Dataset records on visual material
• • • • •

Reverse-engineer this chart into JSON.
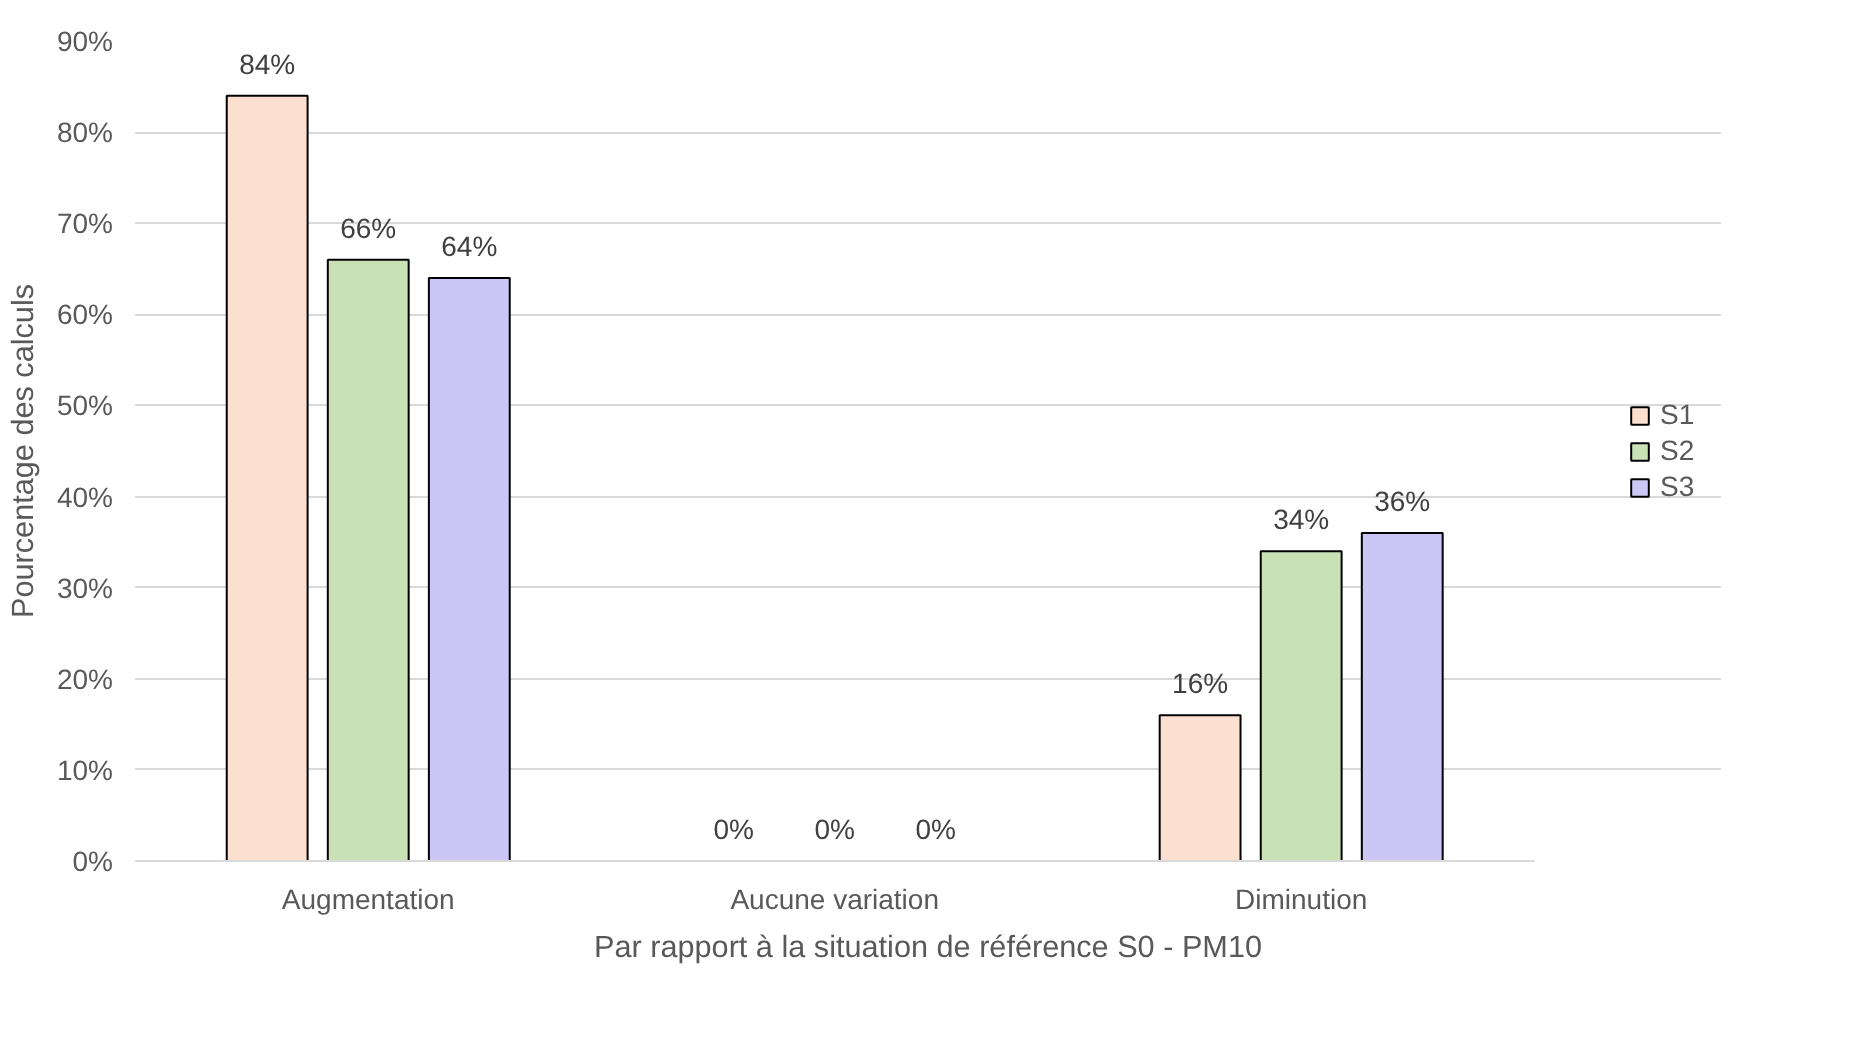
{
  "chart_data": {
    "type": "bar",
    "xlabel": "Par rapport à la situation de référence S0 - PM10",
    "ylabel": "Pourcentage des calculs",
    "categories": [
      "Augmentation",
      "Aucune variation",
      "Diminution"
    ],
    "series": [
      {
        "name": "S1",
        "color": "#fbe0d0",
        "values": [
          84,
          0,
          16
        ],
        "value_labels": [
          "84%",
          "0%",
          "16%"
        ]
      },
      {
        "name": "S2",
        "color": "#c8e2b6",
        "values": [
          66,
          0,
          34
        ],
        "value_labels": [
          "66%",
          "0%",
          "34%"
        ]
      },
      {
        "name": "S3",
        "color": "#ccc6f7",
        "values": [
          64,
          0,
          36
        ],
        "value_labels": [
          "64%",
          "0%",
          "36%"
        ]
      }
    ],
    "ylim": [
      0,
      90
    ],
    "yticks": [
      {
        "value": 0,
        "label": "0%"
      },
      {
        "value": 10,
        "label": "10%"
      },
      {
        "value": 20,
        "label": "20%"
      },
      {
        "value": 30,
        "label": "30%"
      },
      {
        "value": 40,
        "label": "40%"
      },
      {
        "value": 50,
        "label": "50%"
      },
      {
        "value": 60,
        "label": "60%"
      },
      {
        "value": 70,
        "label": "70%"
      },
      {
        "value": 80,
        "label": "80%"
      },
      {
        "value": 90,
        "label": "90%"
      }
    ],
    "grid": "y",
    "legend": "right"
  }
}
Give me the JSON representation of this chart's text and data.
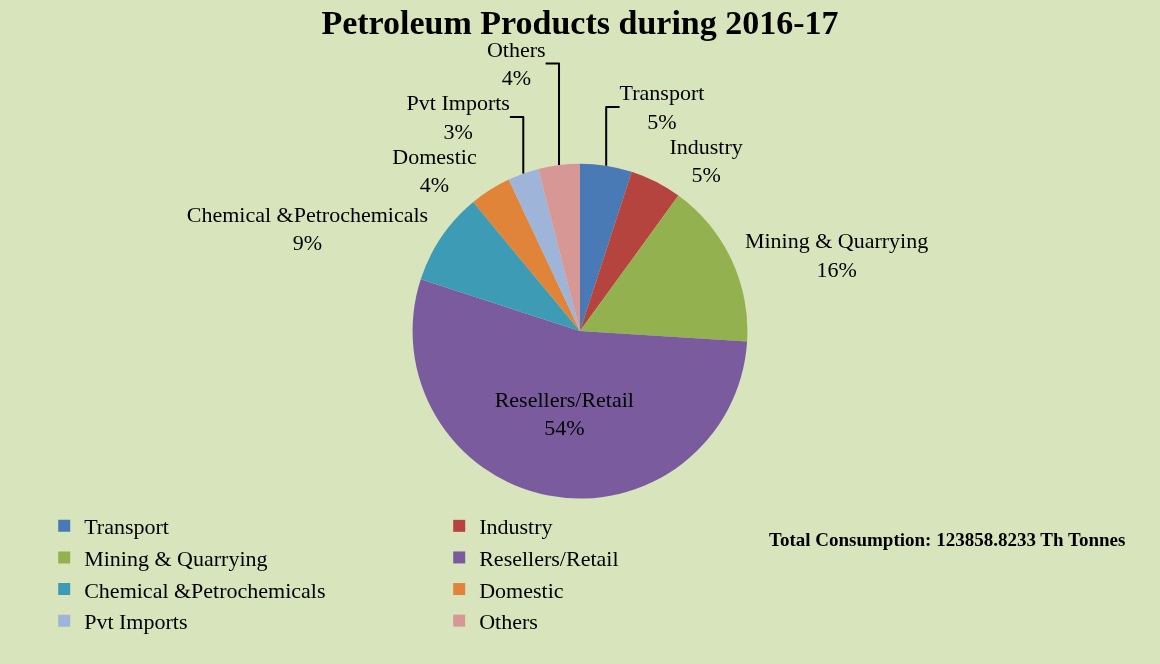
{
  "chart_data": {
    "type": "pie",
    "title": "Petroleum Products during 2016-17",
    "categories": [
      "Transport",
      "Industry",
      "Mining & Quarrying",
      "Resellers/Retail",
      "Chemical &Petrochemicals",
      "Domestic",
      "Pvt Imports",
      "Others"
    ],
    "values": [
      5,
      5,
      16,
      54,
      9,
      4,
      3,
      4
    ],
    "value_labels": [
      "5%",
      "5%",
      "16%",
      "54%",
      "9%",
      "4%",
      "3%",
      "4%"
    ],
    "colors": [
      "#4a7ab5",
      "#b5443f",
      "#93b24f",
      "#7a5c9e",
      "#3d9bb5",
      "#e0843a",
      "#9fb4d9",
      "#d79795"
    ],
    "annotations": [
      "Total Consumption: 123858.8233 Th Tonnes"
    ],
    "legend": "bottom"
  }
}
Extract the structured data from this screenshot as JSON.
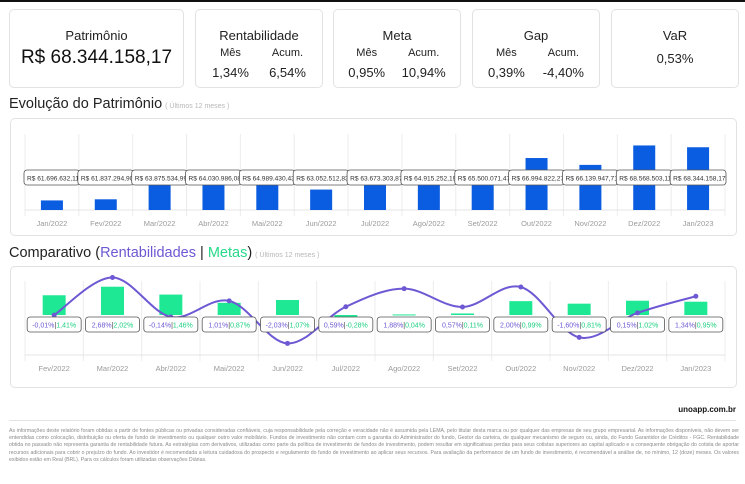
{
  "summary": {
    "patrimonio": {
      "title": "Patrimônio",
      "value": "R$ 68.344.158,17"
    },
    "rentabilidade": {
      "title": "Rentabilidade",
      "mes_label": "Mês",
      "acum_label": "Acum.",
      "mes": "1,34%",
      "acum": "6,54%"
    },
    "meta": {
      "title": "Meta",
      "mes_label": "Mês",
      "acum_label": "Acum.",
      "mes": "0,95%",
      "acum": "10,94%"
    },
    "gap": {
      "title": "Gap",
      "mes_label": "Mês",
      "acum_label": "Acum.",
      "mes": "0,39%",
      "acum": "-4,40%"
    },
    "var": {
      "title": "VaR",
      "value": "0,53%"
    }
  },
  "sections": {
    "evolucao": {
      "title": "Evolução do Patrimônio",
      "subtitle": "( Últimos 12 meses )"
    },
    "comparativo": {
      "title_prefix": "Comparativo (",
      "rent_label": "Rentabilidades",
      "sep": " | ",
      "meta_label": "Metas",
      "title_suffix": ")",
      "subtitle": "( Últimos 12 meses )"
    }
  },
  "colors": {
    "bar_blue": "#0a5ce0",
    "line_purple": "#6e58d3",
    "meta_green": "#1fe894"
  },
  "chart_data": [
    {
      "type": "bar",
      "title": "Evolução do Patrimônio",
      "xlabel": "",
      "ylabel": "",
      "grid": true,
      "categories": [
        "Jan/2022",
        "Fev/2022",
        "Mar/2022",
        "Abr/2022",
        "Mai/2022",
        "Jun/2022",
        "Jul/2022",
        "Ago/2022",
        "Set/2022",
        "Out/2022",
        "Nov/2022",
        "Dez/2022",
        "Jan/2023"
      ],
      "values": [
        61696632.11,
        61837294.9,
        63875534.99,
        64030986.08,
        64989430.43,
        63052512.83,
        63673303.87,
        64915252.19,
        65500071.47,
        66994822.27,
        66139947.71,
        68568503.11,
        68344158.17
      ],
      "labels": [
        "R$ 61.696.632,11",
        "R$ 61.837.294,90",
        "R$ 63.875.534,99",
        "R$ 64.030.986,08",
        "R$ 64.989.430,43",
        "R$ 63.052.512,83",
        "R$ 63.673.303,87",
        "R$ 64.915.252,19",
        "R$ 65.500.071,47",
        "R$ 66.994.822,27",
        "R$ 66.139.947,71",
        "R$ 68.568.503,11",
        "R$ 68.344.158,17"
      ],
      "ylim": [
        60500000,
        70000000
      ]
    },
    {
      "type": "bar+line",
      "title": "Comparativo (Rentabilidades | Metas)",
      "xlabel": "",
      "ylabel": "",
      "grid": true,
      "categories": [
        "Fev/2022",
        "Mar/2022",
        "Abr/2022",
        "Mai/2022",
        "Jun/2022",
        "Jul/2022",
        "Ago/2022",
        "Set/2022",
        "Out/2022",
        "Nov/2022",
        "Dez/2022",
        "Jan/2023"
      ],
      "series": [
        {
          "name": "Rentabilidades",
          "type": "line",
          "values": [
            -0.01,
            2.68,
            -0.14,
            1.01,
            -2.03,
            0.59,
            1.88,
            0.57,
            2.0,
            -1.6,
            0.15,
            1.34
          ],
          "labels": [
            "-0,01%",
            "2,68%",
            "-0,14%",
            "1,01%",
            "-2,03%",
            "0,59%",
            "1,88%",
            "0,57%",
            "2,00%",
            "-1,60%",
            "0,15%",
            "1,34%"
          ]
        },
        {
          "name": "Metas",
          "type": "bar",
          "values": [
            1.41,
            2.02,
            1.46,
            0.87,
            1.07,
            -0.28,
            0.04,
            0.11,
            0.99,
            0.81,
            1.02,
            0.95
          ],
          "labels": [
            "1,41%",
            "2,02%",
            "1,46%",
            "0,87%",
            "1,07%",
            "-0,28%",
            "0,04%",
            "0,11%",
            "0,99%",
            "0,81%",
            "1,02%",
            "0,95%"
          ]
        }
      ],
      "ylim": [
        -3.5,
        3.5
      ]
    }
  ],
  "footer": {
    "brand": "unoapp.com.br",
    "disclaimer": "As informações deste relatório foram obtidas a partir de fontes públicas ou privadas consideradas confiáveis, cuja responsabilidade pela correção e veracidade não é assumida pela LEMA, pelo titular desta marca ou por qualquer das empresas de seu grupo empresarial. As informações disponíveis, não devem ser entendidas como colocação, distribuição ou oferta de fundo de investimento ou qualquer outro valor mobiliário. Fundos de investimento não contam com a garantia do Administrador do fundo, Gestor da carteira, de qualquer mecanismo de seguro ou, ainda, do Fundo Garantidor de Créditos - FGC. Rentabilidade obtida no passado não representa garantia de rentabilidade futura. As estratégias com derivativos, utilizadas como parte da política de investimento de fundos de investimento, podem resultar em significativas perdas para seus cotistas superiores ao capital aplicado e a consequente obrigação do cotista de aportar recursos adicionais para cobrir o prejuízo do fundo. Ao investidor é recomendada a leitura cuidadosa do prospecto e regulamento do fundo de investimento ao aplicar seus recursos. Para avaliação da performance de um fundo de investimento, é recomendável a análise de, no mínimo, 12 (doze) meses. Os valores exibidos estão em Real (BRL). Para os cálculos foram utilizadas observações Diárias."
  }
}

• • • • •

** Job **
Every line of the data above should be quoted exactly. Omit the pictures.

** Exercise response **
Reverse-engineer this chart into JSON.
{
  "chart_data": {
    "type": "bar",
    "xlabel": "Par rapport à la situation de référence S0 - PM10",
    "ylabel": "Pourcentage des calculs",
    "categories": [
      "Augmentation",
      "Aucune variation",
      "Diminution"
    ],
    "series": [
      {
        "name": "S1",
        "color": "#fbe0d0",
        "values": [
          84,
          0,
          16
        ],
        "value_labels": [
          "84%",
          "0%",
          "16%"
        ]
      },
      {
        "name": "S2",
        "color": "#c8e2b6",
        "values": [
          66,
          0,
          34
        ],
        "value_labels": [
          "66%",
          "0%",
          "34%"
        ]
      },
      {
        "name": "S3",
        "color": "#ccc6f7",
        "values": [
          64,
          0,
          36
        ],
        "value_labels": [
          "64%",
          "0%",
          "36%"
        ]
      }
    ],
    "ylim": [
      0,
      90
    ],
    "yticks": [
      {
        "value": 0,
        "label": "0%"
      },
      {
        "value": 10,
        "label": "10%"
      },
      {
        "value": 20,
        "label": "20%"
      },
      {
        "value": 30,
        "label": "30%"
      },
      {
        "value": 40,
        "label": "40%"
      },
      {
        "value": 50,
        "label": "50%"
      },
      {
        "value": 60,
        "label": "60%"
      },
      {
        "value": 70,
        "label": "70%"
      },
      {
        "value": 80,
        "label": "80%"
      },
      {
        "value": 90,
        "label": "90%"
      }
    ],
    "grid": "y",
    "legend": "right"
  }
}
Give me the JSON representation of this chart's text and data.
{
  "chart_data": {
    "type": "pie",
    "title": "Petroleum Products during 2016-17",
    "categories": [
      "Transport",
      "Industry",
      "Mining & Quarrying",
      "Resellers/Retail",
      "Chemical &Petrochemicals",
      "Domestic",
      "Pvt Imports",
      "Others"
    ],
    "values": [
      5,
      5,
      16,
      54,
      9,
      4,
      3,
      4
    ],
    "value_labels": [
      "5%",
      "5%",
      "16%",
      "54%",
      "9%",
      "4%",
      "3%",
      "4%"
    ],
    "colors": [
      "#4a7ab5",
      "#b5443f",
      "#93b24f",
      "#7a5c9e",
      "#3d9bb5",
      "#e0843a",
      "#9fb4d9",
      "#d79795"
    ],
    "annotations": [
      "Total Consumption: 123858.8233 Th Tonnes"
    ],
    "legend": "bottom"
  }
}
Extract the structured data from this screenshot as JSON.
{
  "summary": {
    "patrimonio": {
      "title": "Patrimônio",
      "value": "R$ 68.344.158,17"
    },
    "rentabilidade": {
      "title": "Rentabilidade",
      "mes_label": "Mês",
      "acum_label": "Acum.",
      "mes": "1,34%",
      "acum": "6,54%"
    },
    "meta": {
      "title": "Meta",
      "mes_label": "Mês",
      "acum_label": "Acum.",
      "mes": "0,95%",
      "acum": "10,94%"
    },
    "gap": {
      "title": "Gap",
      "mes_label": "Mês",
      "acum_label": "Acum.",
      "mes": "0,39%",
      "acum": "-4,40%"
    },
    "var": {
      "title": "VaR",
      "value": "0,53%"
    }
  },
  "sections": {
    "evolucao": {
      "title": "Evolução do Patrimônio",
      "subtitle": "( Últimos 12 meses )"
    },
    "comparativo": {
      "title_prefix": "Comparativo (",
      "rent_label": "Rentabilidades",
      "sep": " | ",
      "meta_label": "Metas",
      "title_suffix": ")",
      "subtitle": "( Últimos 12 meses )"
    }
  },
  "colors": {
    "bar_blue": "#0a5ce0",
    "line_purple": "#6e58d3",
    "meta_green": "#1fe894"
  },
  "chart_data": [
    {
      "type": "bar",
      "title": "Evolução do Patrimônio",
      "xlabel": "",
      "ylabel": "",
      "grid": true,
      "categories": [
        "Jan/2022",
        "Fev/2022",
        "Mar/2022",
        "Abr/2022",
        "Mai/2022",
        "Jun/2022",
        "Jul/2022",
        "Ago/2022",
        "Set/2022",
        "Out/2022",
        "Nov/2022",
        "Dez/2022",
        "Jan/2023"
      ],
      "values": [
        61696632.11,
        61837294.9,
        63875534.99,
        64030986.08,
        64989430.43,
        63052512.83,
        63673303.87,
        64915252.19,
        65500071.47,
        66994822.27,
        66139947.71,
        68568503.11,
        68344158.17
      ],
      "labels": [
        "R$ 61.696.632,11",
        "R$ 61.837.294,90",
        "R$ 63.875.534,99",
        "R$ 64.030.986,08",
        "R$ 64.989.430,43",
        "R$ 63.052.512,83",
        "R$ 63.673.303,87",
        "R$ 64.915.252,19",
        "R$ 65.500.071,47",
        "R$ 66.994.822,27",
        "R$ 66.139.947,71",
        "R$ 68.568.503,11",
        "R$ 68.344.158,17"
      ],
      "ylim": [
        60500000,
        70000000
      ]
    },
    {
      "type": "bar+line",
      "title": "Comparativo (Rentabilidades | Metas)",
      "xlabel": "",
      "ylabel": "",
      "grid": true,
      "categories": [
        "Fev/2022",
        "Mar/2022",
        "Abr/2022",
        "Mai/2022",
        "Jun/2022",
        "Jul/2022",
        "Ago/2022",
        "Set/2022",
        "Out/2022",
        "Nov/2022",
        "Dez/2022",
        "Jan/2023"
      ],
      "series": [
        {
          "name": "Rentabilidades",
          "type": "line",
          "values": [
            -0.01,
            2.68,
            -0.14,
            1.01,
            -2.03,
            0.59,
            1.88,
            0.57,
            2.0,
            -1.6,
            0.15,
            1.34
          ],
          "labels": [
            "-0,01%",
            "2,68%",
            "-0,14%",
            "1,01%",
            "-2,03%",
            "0,59%",
            "1,88%",
            "0,57%",
            "2,00%",
            "-1,60%",
            "0,15%",
            "1,34%"
          ]
        },
        {
          "name": "Metas",
          "type": "bar",
          "values": [
            1.41,
            2.02,
            1.46,
            0.87,
            1.07,
            -0.28,
            0.04,
            0.11,
            0.99,
            0.81,
            1.02,
            0.95
          ],
          "labels": [
            "1,41%",
            "2,02%",
            "1,46%",
            "0,87%",
            "1,07%",
            "-0,28%",
            "0,04%",
            "0,11%",
            "0,99%",
            "0,81%",
            "1,02%",
            "0,95%"
          ]
        }
      ],
      "ylim": [
        -3.5,
        3.5
      ]
    }
  ],
  "footer": {
    "brand": "unoapp.com.br",
    "disclaimer": "As informações deste relatório foram obtidas a partir de fontes públicas ou privadas consideradas confiáveis, cuja responsabilidade pela correção e veracidade não é assumida pela LEMA, pelo titular desta marca ou por qualquer das empresas de seu grupo empresarial. As informações disponíveis, não devem ser entendidas como colocação, distribuição ou oferta de fundo de investimento ou qualquer outro valor mobiliário. Fundos de investimento não contam com a garantia do Administrador do fundo, Gestor da carteira, de qualquer mecanismo de seguro ou, ainda, do Fundo Garantidor de Créditos - FGC. Rentabilidade obtida no passado não representa garantia de rentabilidade futura. As estratégias com derivativos, utilizadas como parte da política de investimento de fundos de investimento, podem resultar em significativas perdas para seus cotistas superiores ao capital aplicado e a consequente obrigação do cotista de aportar recursos adicionais para cobrir o prejuízo do fundo. Ao investidor é recomendada a leitura cuidadosa do prospecto e regulamento do fundo de investimento ao aplicar seus recursos. Para avaliação da performance de um fundo de investimento, é recomendável a análise de, no mínimo, 12 (doze) meses. Os valores exibidos estão em Real (BRL). Para os cálculos foram utilizadas observações Diárias."
  }
}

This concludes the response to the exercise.